-- DATA SECTION start --

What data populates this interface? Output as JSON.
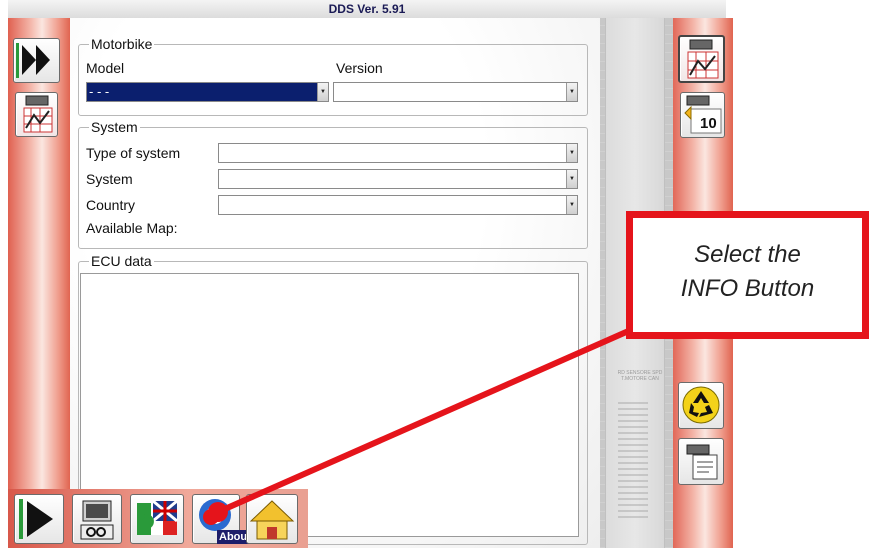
{
  "window": {
    "title": "DDS Ver.  5.91"
  },
  "motorbike": {
    "legend": "Motorbike",
    "model_label": "Model",
    "version_label": "Version",
    "model_value": "- - -",
    "version_value": ""
  },
  "system": {
    "legend": "System",
    "type_label": "Type of system",
    "system_label": "System",
    "country_label": "Country",
    "available_map_label": "Available Map:",
    "type_value": "",
    "system_value": "",
    "country_value": ""
  },
  "ecu": {
    "legend": "ECU data"
  },
  "right_toolbar": {
    "counter_badge": "10"
  },
  "bottom_toolbar": {
    "about_label": "About"
  },
  "deco": {
    "connector_text": "RD SENSORE SPD  T.MOTORE CAN"
  },
  "callout": {
    "line1": "Select the",
    "line2": "INFO Button"
  },
  "colors": {
    "accent_red": "#e5141b",
    "selection_blue": "#0b1f6e",
    "rail_salmon": "#e06050"
  }
}
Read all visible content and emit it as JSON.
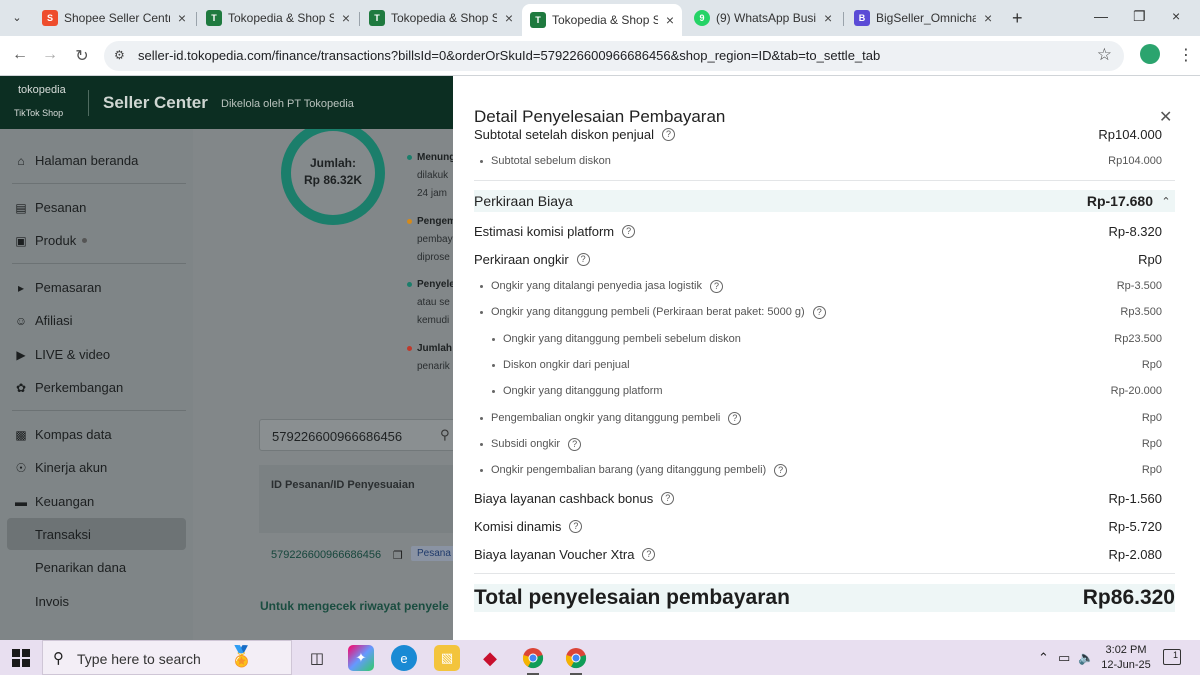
{
  "browser": {
    "tabs": [
      {
        "title": "Shopee Seller Centre",
        "color": "#ee4d2d",
        "glyph": "S"
      },
      {
        "title": "Tokopedia & Shop Se",
        "color": "#1f7a3f",
        "glyph": "T"
      },
      {
        "title": "Tokopedia & Shop Se",
        "color": "#1f7a3f",
        "glyph": "T"
      },
      {
        "title": "Tokopedia & Shop Se",
        "color": "#1f7a3f",
        "glyph": "T"
      },
      {
        "title": "(9) WhatsApp Busine",
        "color": "#25d366",
        "glyph": "9"
      },
      {
        "title": "BigSeller_Omnichann",
        "color": "#5b4bd6",
        "glyph": "B"
      }
    ],
    "url": "seller-id.tokopedia.com/finance/transactions?billsId=0&orderOrSkuId=579226600966686456&shop_region=ID&tab=to_settle_tab"
  },
  "header": {
    "brand_top": "tokopedia",
    "brand_bottom": "TikTok Shop",
    "title": "Seller Center",
    "subtitle": "Dikelola oleh PT Tokopedia"
  },
  "sidebar": {
    "items": [
      {
        "label": "Halaman beranda",
        "icon": "home-icon"
      },
      {
        "label": "Pesanan",
        "icon": "clipboard-icon"
      },
      {
        "label": "Produk",
        "icon": "box-icon"
      },
      {
        "label": "Pemasaran",
        "icon": "megaphone-icon"
      },
      {
        "label": "Afiliasi",
        "icon": "users-icon"
      },
      {
        "label": "LIVE & video",
        "icon": "video-icon"
      },
      {
        "label": "Perkembangan",
        "icon": "growth-icon"
      },
      {
        "label": "Kompas data",
        "icon": "chart-icon"
      },
      {
        "label": "Kinerja akun",
        "icon": "trophy-icon"
      },
      {
        "label": "Keuangan",
        "icon": "wallet-icon"
      },
      {
        "label": "Transaksi"
      },
      {
        "label": "Penarikan dana"
      },
      {
        "label": "Invois"
      }
    ]
  },
  "content": {
    "donut_label": "Jumlah:",
    "donut_value": "Rp 86.32K",
    "legend": [
      {
        "lines": [
          "Menung",
          "dilakuk",
          "24 jam"
        ],
        "color": "#1b7e6b"
      },
      {
        "lines": [
          "Pengem",
          "pembay",
          "diprose"
        ],
        "color": "#d58a1a"
      },
      {
        "lines": [
          "Penyele",
          "atau se",
          "kemudi"
        ],
        "color": "#1b7e6b"
      },
      {
        "lines": [
          "Jumlah",
          "penarik"
        ],
        "color": "#c0392b"
      }
    ],
    "search_value": "579226600966686456",
    "table_header": "ID Pesanan/ID Penyesuaian",
    "order_id": "579226600966686456",
    "order_tag": "Pesana",
    "history_link": "Untuk mengecek riwayat penyele"
  },
  "drawer": {
    "title": "Detail Penyelesaian Pembayaran",
    "subtotal_label": "Subtotal setelah diskon penjual",
    "subtotal_amount": "Rp104.000",
    "subtotal_before_label": "Subtotal sebelum diskon",
    "subtotal_before_amount": "Rp104.000",
    "section_label": "Perkiraan Biaya",
    "section_amount": "Rp-17.680",
    "commission_label": "Estimasi komisi platform",
    "commission_amount": "Rp-8.320",
    "shipping_label": "Perkiraan ongkir",
    "shipping_amount": "Rp0",
    "ship_logistics_label": "Ongkir yang ditalangi penyedia jasa logistik",
    "ship_logistics_amount": "Rp-3.500",
    "ship_buyer_label": "Ongkir yang ditanggung pembeli (Perkiraan berat paket: 5000 g)",
    "ship_buyer_amount": "Rp3.500",
    "ship_buyer_before_label": "Ongkir yang ditanggung pembeli sebelum diskon",
    "ship_buyer_before_amount": "Rp23.500",
    "ship_seller_disc_label": "Diskon ongkir dari penjual",
    "ship_seller_disc_amount": "Rp0",
    "ship_platform_label": "Ongkir yang ditanggung platform",
    "ship_platform_amount": "Rp-20.000",
    "ship_return_label": "Pengembalian ongkir yang ditanggung pembeli",
    "ship_return_amount": "Rp0",
    "ship_subsidy_label": "Subsidi ongkir",
    "ship_subsidy_amount": "Rp0",
    "ship_goods_return_label": "Ongkir pengembalian barang (yang ditanggung pembeli)",
    "ship_goods_return_amount": "Rp0",
    "cashback_label": "Biaya layanan cashback bonus",
    "cashback_amount": "Rp-1.560",
    "dynamic_label": "Komisi dinamis",
    "dynamic_amount": "Rp-5.720",
    "voucher_label": "Biaya layanan Voucher Xtra",
    "voucher_amount": "Rp-2.080",
    "total_label": "Total penyelesaian pembayaran",
    "total_amount": "Rp86.320"
  },
  "taskbar": {
    "search_placeholder": "Type here to search",
    "time": "3:02 PM",
    "date": "12-Jun-25",
    "notifications": "1"
  }
}
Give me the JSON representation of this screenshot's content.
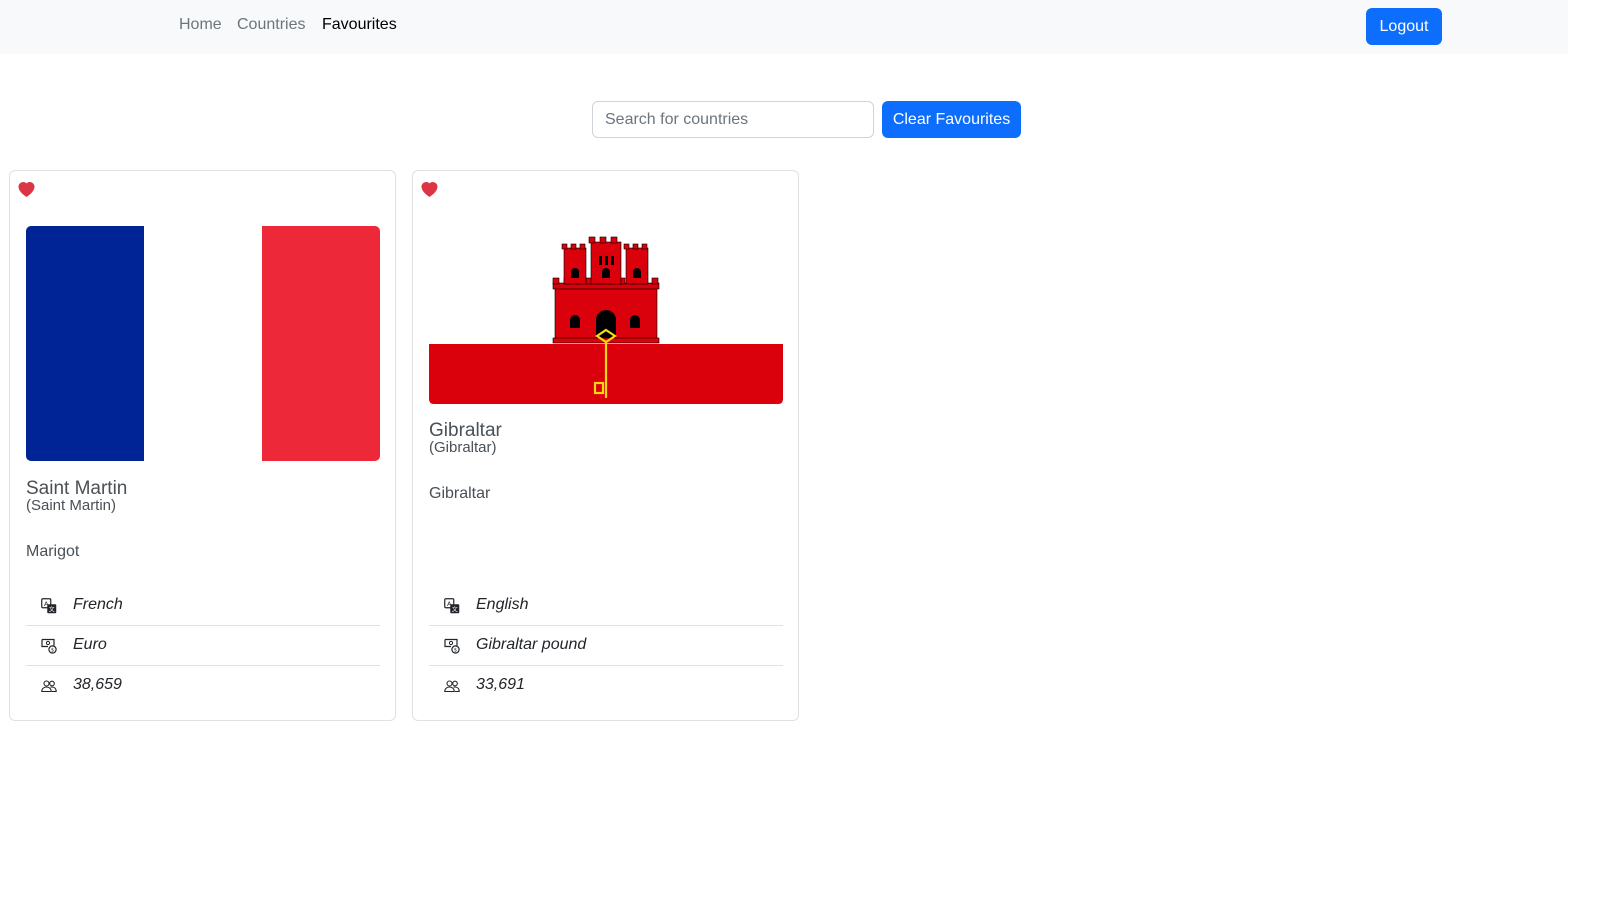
{
  "nav": {
    "links": [
      "Home",
      "Countries",
      "Favourites"
    ],
    "active": "Favourites",
    "logout_label": "Logout"
  },
  "search": {
    "placeholder": "Search for countries",
    "value": "",
    "clear_label": "Clear Favourites"
  },
  "colors": {
    "primary": "#0d6efd",
    "heart": "#dc3545"
  },
  "cards": [
    {
      "name": "Saint Martin",
      "native": "(Saint Martin)",
      "capital": "Marigot",
      "flag": "french-tricolour-flag",
      "favourite": true,
      "language": "French",
      "currency": "Euro",
      "population": "38,659"
    },
    {
      "name": "Gibraltar",
      "native": "(Gibraltar)",
      "capital": "Gibraltar",
      "flag": "gibraltar-flag",
      "favourite": true,
      "language": "English",
      "currency": "Gibraltar pound",
      "population": "33,691"
    }
  ],
  "icons": {
    "favourite": "heart-icon",
    "language": "translate-icon",
    "currency": "cash-coin-icon",
    "population": "people-icon"
  }
}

-- DATA SECTION end --

> **TASK TO COMPLETE**
Without including any pictures, output all the entries above exactly.

> **ANSWER TO THE PROBLEM**
What data populates this interface? Output as JSON.
{
  "window": {
    "title": "DDS Ver.  5.91"
  },
  "motorbike": {
    "legend": "Motorbike",
    "model_label": "Model",
    "version_label": "Version",
    "model_value": "- - -",
    "version_value": ""
  },
  "system": {
    "legend": "System",
    "type_label": "Type of system",
    "system_label": "System",
    "country_label": "Country",
    "available_map_label": "Available Map:",
    "type_value": "",
    "system_value": "",
    "country_value": ""
  },
  "ecu": {
    "legend": "ECU data"
  },
  "right_toolbar": {
    "counter_badge": "10"
  },
  "bottom_toolbar": {
    "about_label": "About"
  },
  "deco": {
    "connector_text": "RD SENSORE SPD  T.MOTORE CAN"
  },
  "callout": {
    "line1": "Select the",
    "line2": "INFO Button"
  },
  "colors": {
    "accent_red": "#e5141b",
    "selection_blue": "#0b1f6e",
    "rail_salmon": "#e06050"
  }
}
Read all visible content and emit it as JSON.
{
  "browser": {
    "tabs": [
      {
        "title": "Shopee Seller Centre",
        "color": "#ee4d2d",
        "glyph": "S"
      },
      {
        "title": "Tokopedia & Shop Se",
        "color": "#1f7a3f",
        "glyph": "T"
      },
      {
        "title": "Tokopedia & Shop Se",
        "color": "#1f7a3f",
        "glyph": "T"
      },
      {
        "title": "Tokopedia & Shop Se",
        "color": "#1f7a3f",
        "glyph": "T"
      },
      {
        "title": "(9) WhatsApp Busine",
        "color": "#25d366",
        "glyph": "9"
      },
      {
        "title": "BigSeller_Omnichann",
        "color": "#5b4bd6",
        "glyph": "B"
      }
    ],
    "url": "seller-id.tokopedia.com/finance/transactions?billsId=0&orderOrSkuId=579226600966686456&shop_region=ID&tab=to_settle_tab"
  },
  "header": {
    "brand_top": "tokopedia",
    "brand_bottom": "TikTok Shop",
    "title": "Seller Center",
    "subtitle": "Dikelola oleh PT Tokopedia"
  },
  "sidebar": {
    "items": [
      {
        "label": "Halaman beranda",
        "icon": "home-icon"
      },
      {
        "label": "Pesanan",
        "icon": "clipboard-icon"
      },
      {
        "label": "Produk",
        "icon": "box-icon"
      },
      {
        "label": "Pemasaran",
        "icon": "megaphone-icon"
      },
      {
        "label": "Afiliasi",
        "icon": "users-icon"
      },
      {
        "label": "LIVE & video",
        "icon": "video-icon"
      },
      {
        "label": "Perkembangan",
        "icon": "growth-icon"
      },
      {
        "label": "Kompas data",
        "icon": "chart-icon"
      },
      {
        "label": "Kinerja akun",
        "icon": "trophy-icon"
      },
      {
        "label": "Keuangan",
        "icon": "wallet-icon"
      },
      {
        "label": "Transaksi"
      },
      {
        "label": "Penarikan dana"
      },
      {
        "label": "Invois"
      }
    ]
  },
  "content": {
    "donut_label": "Jumlah:",
    "donut_value": "Rp 86.32K",
    "legend": [
      {
        "lines": [
          "Menung",
          "dilakuk",
          "24 jam"
        ],
        "color": "#1b7e6b"
      },
      {
        "lines": [
          "Pengem",
          "pembay",
          "diprose"
        ],
        "color": "#d58a1a"
      },
      {
        "lines": [
          "Penyele",
          "atau se",
          "kemudi"
        ],
        "color": "#1b7e6b"
      },
      {
        "lines": [
          "Jumlah",
          "penarik"
        ],
        "color": "#c0392b"
      }
    ],
    "search_value": "579226600966686456",
    "table_header": "ID Pesanan/ID Penyesuaian",
    "order_id": "579226600966686456",
    "order_tag": "Pesana",
    "history_link": "Untuk mengecek riwayat penyele"
  },
  "drawer": {
    "title": "Detail Penyelesaian Pembayaran",
    "subtotal_label": "Subtotal setelah diskon penjual",
    "subtotal_amount": "Rp104.000",
    "subtotal_before_label": "Subtotal sebelum diskon",
    "subtotal_before_amount": "Rp104.000",
    "section_label": "Perkiraan Biaya",
    "section_amount": "Rp-17.680",
    "commission_label": "Estimasi komisi platform",
    "commission_amount": "Rp-8.320",
    "shipping_label": "Perkiraan ongkir",
    "shipping_amount": "Rp0",
    "ship_logistics_label": "Ongkir yang ditalangi penyedia jasa logistik",
    "ship_logistics_amount": "Rp-3.500",
    "ship_buyer_label": "Ongkir yang ditanggung pembeli (Perkiraan berat paket: 5000 g)",
    "ship_buyer_amount": "Rp3.500",
    "ship_buyer_before_label": "Ongkir yang ditanggung pembeli sebelum diskon",
    "ship_buyer_before_amount": "Rp23.500",
    "ship_seller_disc_label": "Diskon ongkir dari penjual",
    "ship_seller_disc_amount": "Rp0",
    "ship_platform_label": "Ongkir yang ditanggung platform",
    "ship_platform_amount": "Rp-20.000",
    "ship_return_label": "Pengembalian ongkir yang ditanggung pembeli",
    "ship_return_amount": "Rp0",
    "ship_subsidy_label": "Subsidi ongkir",
    "ship_subsidy_amount": "Rp0",
    "ship_goods_return_label": "Ongkir pengembalian barang (yang ditanggung pembeli)",
    "ship_goods_return_amount": "Rp0",
    "cashback_label": "Biaya layanan cashback bonus",
    "cashback_amount": "Rp-1.560",
    "dynamic_label": "Komisi dinamis",
    "dynamic_amount": "Rp-5.720",
    "voucher_label": "Biaya layanan Voucher Xtra",
    "voucher_amount": "Rp-2.080",
    "total_label": "Total penyelesaian pembayaran",
    "total_amount": "Rp86.320"
  },
  "taskbar": {
    "search_placeholder": "Type here to search",
    "time": "3:02 PM",
    "date": "12-Jun-25",
    "notifications": "1"
  }
}
Give me the JSON representation of this screenshot's content.
{
  "nav": {
    "links": [
      "Home",
      "Countries",
      "Favourites"
    ],
    "active": "Favourites",
    "logout_label": "Logout"
  },
  "search": {
    "placeholder": "Search for countries",
    "value": "",
    "clear_label": "Clear Favourites"
  },
  "colors": {
    "primary": "#0d6efd",
    "heart": "#dc3545"
  },
  "cards": [
    {
      "name": "Saint Martin",
      "native": "(Saint Martin)",
      "capital": "Marigot",
      "flag": "french-tricolour-flag",
      "favourite": true,
      "language": "French",
      "currency": "Euro",
      "population": "38,659"
    },
    {
      "name": "Gibraltar",
      "native": "(Gibraltar)",
      "capital": "Gibraltar",
      "flag": "gibraltar-flag",
      "favourite": true,
      "language": "English",
      "currency": "Gibraltar pound",
      "population": "33,691"
    }
  ],
  "icons": {
    "favourite": "heart-icon",
    "language": "translate-icon",
    "currency": "cash-coin-icon",
    "population": "people-icon"
  }
}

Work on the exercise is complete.